_WHAT NEEDS TO BE DONE_: Take the material below and write it all out again exactly.

»»

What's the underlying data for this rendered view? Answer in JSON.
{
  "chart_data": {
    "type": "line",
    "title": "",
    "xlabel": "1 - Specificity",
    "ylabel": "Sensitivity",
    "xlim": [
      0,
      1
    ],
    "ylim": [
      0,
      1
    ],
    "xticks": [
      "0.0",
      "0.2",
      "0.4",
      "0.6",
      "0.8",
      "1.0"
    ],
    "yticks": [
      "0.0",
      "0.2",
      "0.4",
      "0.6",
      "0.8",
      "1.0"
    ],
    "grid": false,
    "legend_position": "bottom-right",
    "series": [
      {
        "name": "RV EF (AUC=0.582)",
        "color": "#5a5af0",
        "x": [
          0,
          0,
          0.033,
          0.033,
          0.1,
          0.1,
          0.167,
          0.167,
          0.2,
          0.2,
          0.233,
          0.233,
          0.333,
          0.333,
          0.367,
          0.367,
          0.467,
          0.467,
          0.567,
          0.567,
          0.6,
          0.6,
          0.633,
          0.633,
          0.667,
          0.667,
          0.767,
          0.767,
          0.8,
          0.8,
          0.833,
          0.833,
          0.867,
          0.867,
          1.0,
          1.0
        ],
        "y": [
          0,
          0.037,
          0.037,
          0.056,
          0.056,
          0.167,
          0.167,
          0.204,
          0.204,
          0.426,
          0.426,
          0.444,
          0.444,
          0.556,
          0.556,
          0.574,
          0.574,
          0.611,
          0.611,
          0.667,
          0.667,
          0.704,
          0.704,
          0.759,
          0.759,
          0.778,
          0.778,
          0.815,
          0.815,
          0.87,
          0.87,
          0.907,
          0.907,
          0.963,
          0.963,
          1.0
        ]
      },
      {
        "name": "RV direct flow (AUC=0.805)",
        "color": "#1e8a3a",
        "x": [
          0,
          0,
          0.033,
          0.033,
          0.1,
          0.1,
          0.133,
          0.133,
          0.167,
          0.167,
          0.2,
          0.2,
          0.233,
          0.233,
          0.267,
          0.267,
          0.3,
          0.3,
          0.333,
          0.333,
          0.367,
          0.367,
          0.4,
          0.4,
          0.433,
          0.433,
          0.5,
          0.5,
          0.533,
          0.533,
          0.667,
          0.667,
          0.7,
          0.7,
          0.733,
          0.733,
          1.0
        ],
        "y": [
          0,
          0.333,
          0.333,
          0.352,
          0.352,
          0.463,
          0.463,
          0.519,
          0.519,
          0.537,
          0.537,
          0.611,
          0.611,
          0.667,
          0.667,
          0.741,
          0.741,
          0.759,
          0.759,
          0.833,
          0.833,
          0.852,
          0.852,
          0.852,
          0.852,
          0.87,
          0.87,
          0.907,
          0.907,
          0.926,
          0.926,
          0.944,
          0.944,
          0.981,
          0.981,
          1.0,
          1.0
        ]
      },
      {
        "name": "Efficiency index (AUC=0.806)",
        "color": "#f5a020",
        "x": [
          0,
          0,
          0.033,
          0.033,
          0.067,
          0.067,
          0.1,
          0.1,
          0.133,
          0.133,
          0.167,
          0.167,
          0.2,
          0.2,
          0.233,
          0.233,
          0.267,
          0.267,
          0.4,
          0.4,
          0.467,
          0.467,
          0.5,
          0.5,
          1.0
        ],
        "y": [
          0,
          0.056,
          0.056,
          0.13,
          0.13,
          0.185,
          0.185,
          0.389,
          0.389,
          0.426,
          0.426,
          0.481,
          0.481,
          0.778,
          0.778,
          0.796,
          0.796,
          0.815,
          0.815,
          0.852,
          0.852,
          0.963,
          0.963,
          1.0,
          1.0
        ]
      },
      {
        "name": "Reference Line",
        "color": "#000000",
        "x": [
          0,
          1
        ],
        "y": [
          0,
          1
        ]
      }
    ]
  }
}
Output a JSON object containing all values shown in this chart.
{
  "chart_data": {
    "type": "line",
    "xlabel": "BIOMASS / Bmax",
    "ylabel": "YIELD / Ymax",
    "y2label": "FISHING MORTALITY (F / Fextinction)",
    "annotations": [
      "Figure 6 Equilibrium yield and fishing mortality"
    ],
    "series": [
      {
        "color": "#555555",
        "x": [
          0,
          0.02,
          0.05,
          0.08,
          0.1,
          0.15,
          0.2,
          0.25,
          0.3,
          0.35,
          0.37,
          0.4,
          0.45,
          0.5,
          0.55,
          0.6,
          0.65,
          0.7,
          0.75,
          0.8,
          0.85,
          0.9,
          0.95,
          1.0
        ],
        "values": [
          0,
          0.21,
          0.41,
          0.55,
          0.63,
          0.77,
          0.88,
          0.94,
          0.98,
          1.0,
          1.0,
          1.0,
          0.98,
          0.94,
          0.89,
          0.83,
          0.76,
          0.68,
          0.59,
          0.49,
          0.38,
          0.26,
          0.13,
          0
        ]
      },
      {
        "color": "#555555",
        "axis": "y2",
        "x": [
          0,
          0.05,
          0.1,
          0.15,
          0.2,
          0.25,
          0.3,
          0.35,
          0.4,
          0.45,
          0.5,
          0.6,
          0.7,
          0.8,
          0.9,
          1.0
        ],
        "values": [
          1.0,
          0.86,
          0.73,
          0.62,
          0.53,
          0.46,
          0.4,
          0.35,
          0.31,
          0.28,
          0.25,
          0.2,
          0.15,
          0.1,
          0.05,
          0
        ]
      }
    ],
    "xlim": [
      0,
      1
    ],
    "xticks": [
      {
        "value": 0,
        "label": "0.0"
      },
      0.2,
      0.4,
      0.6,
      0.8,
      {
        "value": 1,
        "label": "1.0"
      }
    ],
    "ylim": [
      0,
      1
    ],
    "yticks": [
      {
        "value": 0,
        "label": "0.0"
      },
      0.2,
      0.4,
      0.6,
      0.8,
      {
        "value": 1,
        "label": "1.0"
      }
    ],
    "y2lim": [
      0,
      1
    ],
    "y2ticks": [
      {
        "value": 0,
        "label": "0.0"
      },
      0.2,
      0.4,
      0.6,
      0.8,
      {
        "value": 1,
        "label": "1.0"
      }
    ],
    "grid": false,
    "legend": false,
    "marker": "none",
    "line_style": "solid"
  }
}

««

_ANSWER FOR THIS EXERCISE_:
What's the underlying data for this rendered view? Answer in JSON.
{
  "chart_data": {
    "type": "line",
    "title": "",
    "xlabel": "1 - Specificity",
    "ylabel": "Sensitivity",
    "xlim": [
      0,
      1
    ],
    "ylim": [
      0,
      1
    ],
    "xticks": [
      "0.0",
      "0.2",
      "0.4",
      "0.6",
      "0.8",
      "1.0"
    ],
    "yticks": [
      "0.0",
      "0.2",
      "0.4",
      "0.6",
      "0.8",
      "1.0"
    ],
    "grid": false,
    "legend_position": "bottom-right",
    "series": [
      {
        "name": "RV EF (AUC=0.582)",
        "color": "#5a5af0",
        "x": [
          0,
          0,
          0.033,
          0.033,
          0.1,
          0.1,
          0.167,
          0.167,
          0.2,
          0.2,
          0.233,
          0.233,
          0.333,
          0.333,
          0.367,
          0.367,
          0.467,
          0.467,
          0.567,
          0.567,
          0.6,
          0.6,
          0.633,
          0.633,
          0.667,
          0.667,
          0.767,
          0.767,
          0.8,
          0.8,
          0.833,
          0.833,
          0.867,
          0.867,
          1.0,
          1.0
        ],
        "y": [
          0,
          0.037,
          0.037,
          0.056,
          0.056,
          0.167,
          0.167,
          0.204,
          0.204,
          0.426,
          0.426,
          0.444,
          0.444,
          0.556,
          0.556,
          0.574,
          0.574,
          0.611,
          0.611,
          0.667,
          0.667,
          0.704,
          0.704,
          0.759,
          0.759,
          0.778,
          0.778,
          0.815,
          0.815,
          0.87,
          0.87,
          0.907,
          0.907,
          0.963,
          0.963,
          1.0
        ]
      },
      {
        "name": "RV direct flow (AUC=0.805)",
        "color": "#1e8a3a",
        "x": [
          0,
          0,
          0.033,
          0.033,
          0.1,
          0.1,
          0.133,
          0.133,
          0.167,
          0.167,
          0.2,
          0.2,
          0.233,
          0.233,
          0.267,
          0.267,
          0.3,
          0.3,
          0.333,
          0.333,
          0.367,
          0.367,
          0.4,
          0.4,
          0.433,
          0.433,
          0.5,
          0.5,
          0.533,
          0.533,
          0.667,
          0.667,
          0.7,
          0.7,
          0.733,
          0.733,
          1.0
        ],
        "y": [
          0,
          0.333,
          0.333,
          0.352,
          0.352,
          0.463,
          0.463,
          0.519,
          0.519,
          0.537,
          0.537,
          0.611,
          0.611,
          0.667,
          0.667,
          0.741,
          0.741,
          0.759,
          0.759,
          0.833,
          0.833,
          0.852,
          0.852,
          0.852,
          0.852,
          0.87,
          0.87,
          0.907,
          0.907,
          0.926,
          0.926,
          0.944,
          0.944,
          0.981,
          0.981,
          1.0,
          1.0
        ]
      },
      {
        "name": "Efficiency index (AUC=0.806)",
        "color": "#f5a020",
        "x": [
          0,
          0,
          0.033,
          0.033,
          0.067,
          0.067,
          0.1,
          0.1,
          0.133,
          0.133,
          0.167,
          0.167,
          0.2,
          0.2,
          0.233,
          0.233,
          0.267,
          0.267,
          0.4,
          0.4,
          0.467,
          0.467,
          0.5,
          0.5,
          1.0
        ],
        "y": [
          0,
          0.056,
          0.056,
          0.13,
          0.13,
          0.185,
          0.185,
          0.389,
          0.389,
          0.426,
          0.426,
          0.481,
          0.481,
          0.778,
          0.778,
          0.796,
          0.796,
          0.815,
          0.815,
          0.852,
          0.852,
          0.963,
          0.963,
          1.0,
          1.0
        ]
      },
      {
        "name": "Reference Line",
        "color": "#000000",
        "x": [
          0,
          1
        ],
        "y": [
          0,
          1
        ]
      }
    ]
  }
}
Output a JSON object containing all values shown in this chart.
{
  "chart_data": {
    "type": "line",
    "xlabel": "BIOMASS / Bmax",
    "ylabel": "YIELD / Ymax",
    "y2label": "FISHING MORTALITY (F / Fextinction)",
    "annotations": [
      "Figure 6 Equilibrium yield and fishing mortality"
    ],
    "series": [
      {
        "color": "#555555",
        "x": [
          0,
          0.02,
          0.05,
          0.08,
          0.1,
          0.15,
          0.2,
          0.25,
          0.3,
          0.35,
          0.37,
          0.4,
          0.45,
          0.5,
          0.55,
          0.6,
          0.65,
          0.7,
          0.75,
          0.8,
          0.85,
          0.9,
          0.95,
          1.0
        ],
        "values": [
          0,
          0.21,
          0.41,
          0.55,
          0.63,
          0.77,
          0.88,
          0.94,
          0.98,
          1.0,
          1.0,
          1.0,
          0.98,
          0.94,
          0.89,
          0.83,
          0.76,
          0.68,
          0.59,
          0.49,
          0.38,
          0.26,
          0.13,
          0
        ]
      },
      {
        "color": "#555555",
        "axis": "y2",
        "x": [
          0,
          0.05,
          0.1,
          0.15,
          0.2,
          0.25,
          0.3,
          0.35,
          0.4,
          0.45,
          0.5,
          0.6,
          0.7,
          0.8,
          0.9,
          1.0
        ],
        "values": [
          1.0,
          0.86,
          0.73,
          0.62,
          0.53,
          0.46,
          0.4,
          0.35,
          0.31,
          0.28,
          0.25,
          0.2,
          0.15,
          0.1,
          0.05,
          0
        ]
      }
    ],
    "xlim": [
      0,
      1
    ],
    "xticks": [
      {
        "value": 0,
        "label": "0.0"
      },
      0.2,
      0.4,
      0.6,
      0.8,
      {
        "value": 1,
        "label": "1.0"
      }
    ],
    "ylim": [
      0,
      1
    ],
    "yticks": [
      {
        "value": 0,
        "label": "0.0"
      },
      0.2,
      0.4,
      0.6,
      0.8,
      {
        "value": 1,
        "label": "1.0"
      }
    ],
    "y2lim": [
      0,
      1
    ],
    "y2ticks": [
      {
        "value": 0,
        "label": "0.0"
      },
      0.2,
      0.4,
      0.6,
      0.8,
      {
        "value": 1,
        "label": "1.0"
      }
    ],
    "grid": false,
    "legend": false,
    "marker": "none",
    "line_style": "solid"
  }
}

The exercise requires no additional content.